**Set exercise**. Copy out every line exactly, passing over the pictures.

**Provided records**.
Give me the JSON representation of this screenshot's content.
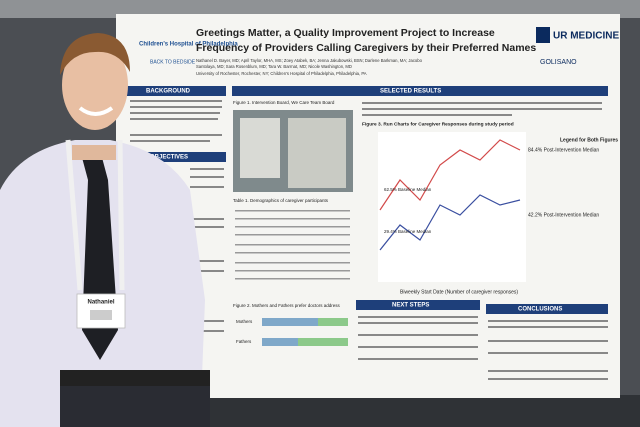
{
  "poster": {
    "title_lines": [
      "Greetings Matter, a Quality Improvement Project to Increase",
      "Frequency of Providers Calling Caregivers by their Preferred Names"
    ],
    "hospital": "Children's Hospital of Philadelphia",
    "program": "BACK TO BEDSIDE",
    "university_logo": "UR MEDICINE",
    "partner_logo": "GOLISANO",
    "author_lines": [
      "Nathanel D. Bayer, MD; April Taylor, MHA, MS; Zoey Atabek, BA; Jenna Jakubowski, BSN; Darlene Barkman, MA; Jacobo",
      "Santolaya, MD; Sara Rosenblum, MD; Tara W. Barrnat, MD; Nicole Washington, MD",
      "University of Rochester, Rochester, NY; Children's Hospital of Philadelphia, Philadelphia, PA"
    ],
    "sections": {
      "background": "BACKGROUND",
      "objectives": "OBJECTIVES",
      "results": "SELECTED RESULTS",
      "next_steps": "NEXT STEPS",
      "conclusions": "CONCLUSIONS"
    },
    "figure1": "Figure 1. Intervention Board, We Care Team Board",
    "table1": "Table 1. Demographics of caregiver participants",
    "figure2": "Figure 2. Mothers and Fathers prefer doctors address",
    "figure2_rows": [
      "Mothers",
      "Fathers"
    ],
    "figure3": "Figure 3. Run Charts for Caregiver Responses during study period",
    "chart_labels": [
      "84.4% Post-Intervention Median",
      "42.2% Post-Intervention Median",
      "62.5% Baseline Median",
      "29.4% Baseline Median"
    ],
    "chart_x_label": "Biweekly Start Date (Number of caregiver responses)",
    "chart_legend_title": "Legend for Both Figures"
  },
  "badge": {
    "name": "Nathaniel"
  }
}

**Task answer**.
Give me the JSON representation of this screenshot's content.
{
  "poster": {
    "title_lines": [
      "Greetings Matter, a Quality Improvement Project to Increase",
      "Frequency of Providers Calling Caregivers by their Preferred Names"
    ],
    "hospital": "Children's Hospital of Philadelphia",
    "program": "BACK TO BEDSIDE",
    "university_logo": "UR MEDICINE",
    "partner_logo": "GOLISANO",
    "author_lines": [
      "Nathanel D. Bayer, MD; April Taylor, MHA, MS; Zoey Atabek, BA; Jenna Jakubowski, BSN; Darlene Barkman, MA; Jacobo",
      "Santolaya, MD; Sara Rosenblum, MD; Tara W. Barrnat, MD; Nicole Washington, MD",
      "University of Rochester, Rochester, NY; Children's Hospital of Philadelphia, Philadelphia, PA"
    ],
    "sections": {
      "background": "BACKGROUND",
      "objectives": "OBJECTIVES",
      "results": "SELECTED RESULTS",
      "next_steps": "NEXT STEPS",
      "conclusions": "CONCLUSIONS"
    },
    "figure1": "Figure 1. Intervention Board, We Care Team Board",
    "table1": "Table 1. Demographics of caregiver participants",
    "figure2": "Figure 2. Mothers and Fathers prefer doctors address",
    "figure2_rows": [
      "Mothers",
      "Fathers"
    ],
    "figure3": "Figure 3. Run Charts for Caregiver Responses during study period",
    "chart_labels": [
      "84.4% Post-Intervention Median",
      "42.2% Post-Intervention Median",
      "62.5% Baseline Median",
      "29.4% Baseline Median"
    ],
    "chart_x_label": "Biweekly Start Date (Number of caregiver responses)",
    "chart_legend_title": "Legend for Both Figures"
  },
  "badge": {
    "name": "Nathaniel"
  }
}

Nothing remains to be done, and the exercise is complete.